WHAT TO PRODUCE.
Repeat the listing below in full, exactly as it stands.

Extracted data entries
■ ■ ■

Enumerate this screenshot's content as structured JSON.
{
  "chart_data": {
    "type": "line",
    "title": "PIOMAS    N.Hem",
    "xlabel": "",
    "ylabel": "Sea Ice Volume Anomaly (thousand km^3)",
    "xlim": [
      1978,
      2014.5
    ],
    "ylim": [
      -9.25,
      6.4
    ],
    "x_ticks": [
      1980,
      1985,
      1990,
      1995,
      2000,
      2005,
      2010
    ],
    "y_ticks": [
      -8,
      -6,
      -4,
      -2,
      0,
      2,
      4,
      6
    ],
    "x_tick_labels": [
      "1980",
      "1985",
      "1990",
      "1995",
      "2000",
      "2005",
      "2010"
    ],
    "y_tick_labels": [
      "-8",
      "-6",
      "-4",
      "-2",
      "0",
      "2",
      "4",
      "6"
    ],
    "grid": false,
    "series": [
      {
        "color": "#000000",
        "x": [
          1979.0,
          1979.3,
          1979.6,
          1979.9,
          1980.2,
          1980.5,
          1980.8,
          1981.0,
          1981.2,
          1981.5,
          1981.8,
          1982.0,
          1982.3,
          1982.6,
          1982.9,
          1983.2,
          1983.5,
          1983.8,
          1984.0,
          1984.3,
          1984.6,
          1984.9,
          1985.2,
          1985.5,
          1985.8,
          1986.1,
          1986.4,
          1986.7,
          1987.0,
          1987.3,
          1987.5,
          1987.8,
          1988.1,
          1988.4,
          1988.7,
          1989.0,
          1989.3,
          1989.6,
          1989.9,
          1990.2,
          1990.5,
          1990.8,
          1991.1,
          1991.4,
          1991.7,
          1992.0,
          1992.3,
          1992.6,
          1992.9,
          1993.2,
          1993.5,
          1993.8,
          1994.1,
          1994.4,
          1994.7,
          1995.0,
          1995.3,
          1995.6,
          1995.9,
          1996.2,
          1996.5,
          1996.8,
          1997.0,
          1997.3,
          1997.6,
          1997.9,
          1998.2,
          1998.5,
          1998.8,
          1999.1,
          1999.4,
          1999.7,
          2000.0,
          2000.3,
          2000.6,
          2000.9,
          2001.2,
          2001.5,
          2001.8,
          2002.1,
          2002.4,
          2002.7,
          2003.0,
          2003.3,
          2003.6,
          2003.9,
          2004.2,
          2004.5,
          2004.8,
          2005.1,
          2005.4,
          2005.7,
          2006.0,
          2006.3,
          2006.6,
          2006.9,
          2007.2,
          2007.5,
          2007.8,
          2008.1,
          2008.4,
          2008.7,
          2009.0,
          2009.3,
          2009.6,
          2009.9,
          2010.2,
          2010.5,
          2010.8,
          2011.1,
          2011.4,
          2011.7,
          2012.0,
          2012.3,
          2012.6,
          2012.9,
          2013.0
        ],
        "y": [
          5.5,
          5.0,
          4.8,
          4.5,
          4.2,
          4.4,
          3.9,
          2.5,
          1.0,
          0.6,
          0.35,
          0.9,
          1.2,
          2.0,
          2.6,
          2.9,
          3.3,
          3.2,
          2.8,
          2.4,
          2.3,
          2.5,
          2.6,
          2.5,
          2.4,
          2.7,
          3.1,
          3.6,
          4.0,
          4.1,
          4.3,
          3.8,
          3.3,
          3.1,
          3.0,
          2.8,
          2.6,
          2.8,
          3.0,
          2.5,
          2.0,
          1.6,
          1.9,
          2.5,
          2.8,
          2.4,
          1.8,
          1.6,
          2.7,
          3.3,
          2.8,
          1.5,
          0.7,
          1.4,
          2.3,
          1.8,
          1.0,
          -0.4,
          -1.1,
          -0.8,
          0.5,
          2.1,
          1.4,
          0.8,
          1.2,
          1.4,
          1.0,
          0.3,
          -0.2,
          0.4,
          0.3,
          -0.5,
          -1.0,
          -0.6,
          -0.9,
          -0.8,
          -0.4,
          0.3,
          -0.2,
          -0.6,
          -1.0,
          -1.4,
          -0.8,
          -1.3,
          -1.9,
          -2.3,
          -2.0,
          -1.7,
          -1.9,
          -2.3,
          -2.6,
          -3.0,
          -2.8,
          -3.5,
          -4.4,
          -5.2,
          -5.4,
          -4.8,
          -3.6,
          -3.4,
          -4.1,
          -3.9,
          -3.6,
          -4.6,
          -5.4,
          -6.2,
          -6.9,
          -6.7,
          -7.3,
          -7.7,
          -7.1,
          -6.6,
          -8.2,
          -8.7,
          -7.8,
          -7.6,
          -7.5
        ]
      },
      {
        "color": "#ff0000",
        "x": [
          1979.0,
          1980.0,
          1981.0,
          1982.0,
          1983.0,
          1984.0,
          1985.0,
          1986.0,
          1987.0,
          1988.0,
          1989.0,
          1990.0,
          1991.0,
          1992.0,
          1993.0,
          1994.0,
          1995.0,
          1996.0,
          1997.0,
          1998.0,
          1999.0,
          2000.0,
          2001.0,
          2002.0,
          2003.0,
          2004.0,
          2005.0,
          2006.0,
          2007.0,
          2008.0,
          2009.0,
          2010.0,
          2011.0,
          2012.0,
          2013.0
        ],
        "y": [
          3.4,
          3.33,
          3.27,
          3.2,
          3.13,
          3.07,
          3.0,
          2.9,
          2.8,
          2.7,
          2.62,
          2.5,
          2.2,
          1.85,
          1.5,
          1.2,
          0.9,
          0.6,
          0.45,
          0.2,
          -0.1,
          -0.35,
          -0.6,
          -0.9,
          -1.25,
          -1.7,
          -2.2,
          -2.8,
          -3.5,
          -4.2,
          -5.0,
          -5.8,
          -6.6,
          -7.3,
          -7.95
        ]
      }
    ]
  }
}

■ ■ ■

SOLUTION.
Enumerate this screenshot's content as structured JSON.
{
  "chart_data": {
    "type": "line",
    "title": "PIOMAS    N.Hem",
    "xlabel": "",
    "ylabel": "Sea Ice Volume Anomaly (thousand km^3)",
    "xlim": [
      1978,
      2014.5
    ],
    "ylim": [
      -9.25,
      6.4
    ],
    "x_ticks": [
      1980,
      1985,
      1990,
      1995,
      2000,
      2005,
      2010
    ],
    "y_ticks": [
      -8,
      -6,
      -4,
      -2,
      0,
      2,
      4,
      6
    ],
    "x_tick_labels": [
      "1980",
      "1985",
      "1990",
      "1995",
      "2000",
      "2005",
      "2010"
    ],
    "y_tick_labels": [
      "-8",
      "-6",
      "-4",
      "-2",
      "0",
      "2",
      "4",
      "6"
    ],
    "grid": false,
    "series": [
      {
        "color": "#000000",
        "x": [
          1979.0,
          1979.3,
          1979.6,
          1979.9,
          1980.2,
          1980.5,
          1980.8,
          1981.0,
          1981.2,
          1981.5,
          1981.8,
          1982.0,
          1982.3,
          1982.6,
          1982.9,
          1983.2,
          1983.5,
          1983.8,
          1984.0,
          1984.3,
          1984.6,
          1984.9,
          1985.2,
          1985.5,
          1985.8,
          1986.1,
          1986.4,
          1986.7,
          1987.0,
          1987.3,
          1987.5,
          1987.8,
          1988.1,
          1988.4,
          1988.7,
          1989.0,
          1989.3,
          1989.6,
          1989.9,
          1990.2,
          1990.5,
          1990.8,
          1991.1,
          1991.4,
          1991.7,
          1992.0,
          1992.3,
          1992.6,
          1992.9,
          1993.2,
          1993.5,
          1993.8,
          1994.1,
          1994.4,
          1994.7,
          1995.0,
          1995.3,
          1995.6,
          1995.9,
          1996.2,
          1996.5,
          1996.8,
          1997.0,
          1997.3,
          1997.6,
          1997.9,
          1998.2,
          1998.5,
          1998.8,
          1999.1,
          1999.4,
          1999.7,
          2000.0,
          2000.3,
          2000.6,
          2000.9,
          2001.2,
          2001.5,
          2001.8,
          2002.1,
          2002.4,
          2002.7,
          2003.0,
          2003.3,
          2003.6,
          2003.9,
          2004.2,
          2004.5,
          2004.8,
          2005.1,
          2005.4,
          2005.7,
          2006.0,
          2006.3,
          2006.6,
          2006.9,
          2007.2,
          2007.5,
          2007.8,
          2008.1,
          2008.4,
          2008.7,
          2009.0,
          2009.3,
          2009.6,
          2009.9,
          2010.2,
          2010.5,
          2010.8,
          2011.1,
          2011.4,
          2011.7,
          2012.0,
          2012.3,
          2012.6,
          2012.9,
          2013.0
        ],
        "y": [
          5.5,
          5.0,
          4.8,
          4.5,
          4.2,
          4.4,
          3.9,
          2.5,
          1.0,
          0.6,
          0.35,
          0.9,
          1.2,
          2.0,
          2.6,
          2.9,
          3.3,
          3.2,
          2.8,
          2.4,
          2.3,
          2.5,
          2.6,
          2.5,
          2.4,
          2.7,
          3.1,
          3.6,
          4.0,
          4.1,
          4.3,
          3.8,
          3.3,
          3.1,
          3.0,
          2.8,
          2.6,
          2.8,
          3.0,
          2.5,
          2.0,
          1.6,
          1.9,
          2.5,
          2.8,
          2.4,
          1.8,
          1.6,
          2.7,
          3.3,
          2.8,
          1.5,
          0.7,
          1.4,
          2.3,
          1.8,
          1.0,
          -0.4,
          -1.1,
          -0.8,
          0.5,
          2.1,
          1.4,
          0.8,
          1.2,
          1.4,
          1.0,
          0.3,
          -0.2,
          0.4,
          0.3,
          -0.5,
          -1.0,
          -0.6,
          -0.9,
          -0.8,
          -0.4,
          0.3,
          -0.2,
          -0.6,
          -1.0,
          -1.4,
          -0.8,
          -1.3,
          -1.9,
          -2.3,
          -2.0,
          -1.7,
          -1.9,
          -2.3,
          -2.6,
          -3.0,
          -2.8,
          -3.5,
          -4.4,
          -5.2,
          -5.4,
          -4.8,
          -3.6,
          -3.4,
          -4.1,
          -3.9,
          -3.6,
          -4.6,
          -5.4,
          -6.2,
          -6.9,
          -6.7,
          -7.3,
          -7.7,
          -7.1,
          -6.6,
          -8.2,
          -8.7,
          -7.8,
          -7.6,
          -7.5
        ]
      },
      {
        "color": "#ff0000",
        "x": [
          1979.0,
          1980.0,
          1981.0,
          1982.0,
          1983.0,
          1984.0,
          1985.0,
          1986.0,
          1987.0,
          1988.0,
          1989.0,
          1990.0,
          1991.0,
          1992.0,
          1993.0,
          1994.0,
          1995.0,
          1996.0,
          1997.0,
          1998.0,
          1999.0,
          2000.0,
          2001.0,
          2002.0,
          2003.0,
          2004.0,
          2005.0,
          2006.0,
          2007.0,
          2008.0,
          2009.0,
          2010.0,
          2011.0,
          2012.0,
          2013.0
        ],
        "y": [
          3.4,
          3.33,
          3.27,
          3.2,
          3.13,
          3.07,
          3.0,
          2.9,
          2.8,
          2.7,
          2.62,
          2.5,
          2.2,
          1.85,
          1.5,
          1.2,
          0.9,
          0.6,
          0.45,
          0.2,
          -0.1,
          -0.35,
          -0.6,
          -0.9,
          -1.25,
          -1.7,
          -2.2,
          -2.8,
          -3.5,
          -4.2,
          -5.0,
          -5.8,
          -6.6,
          -7.3,
          -7.95
        ]
      }
    ]
  }
}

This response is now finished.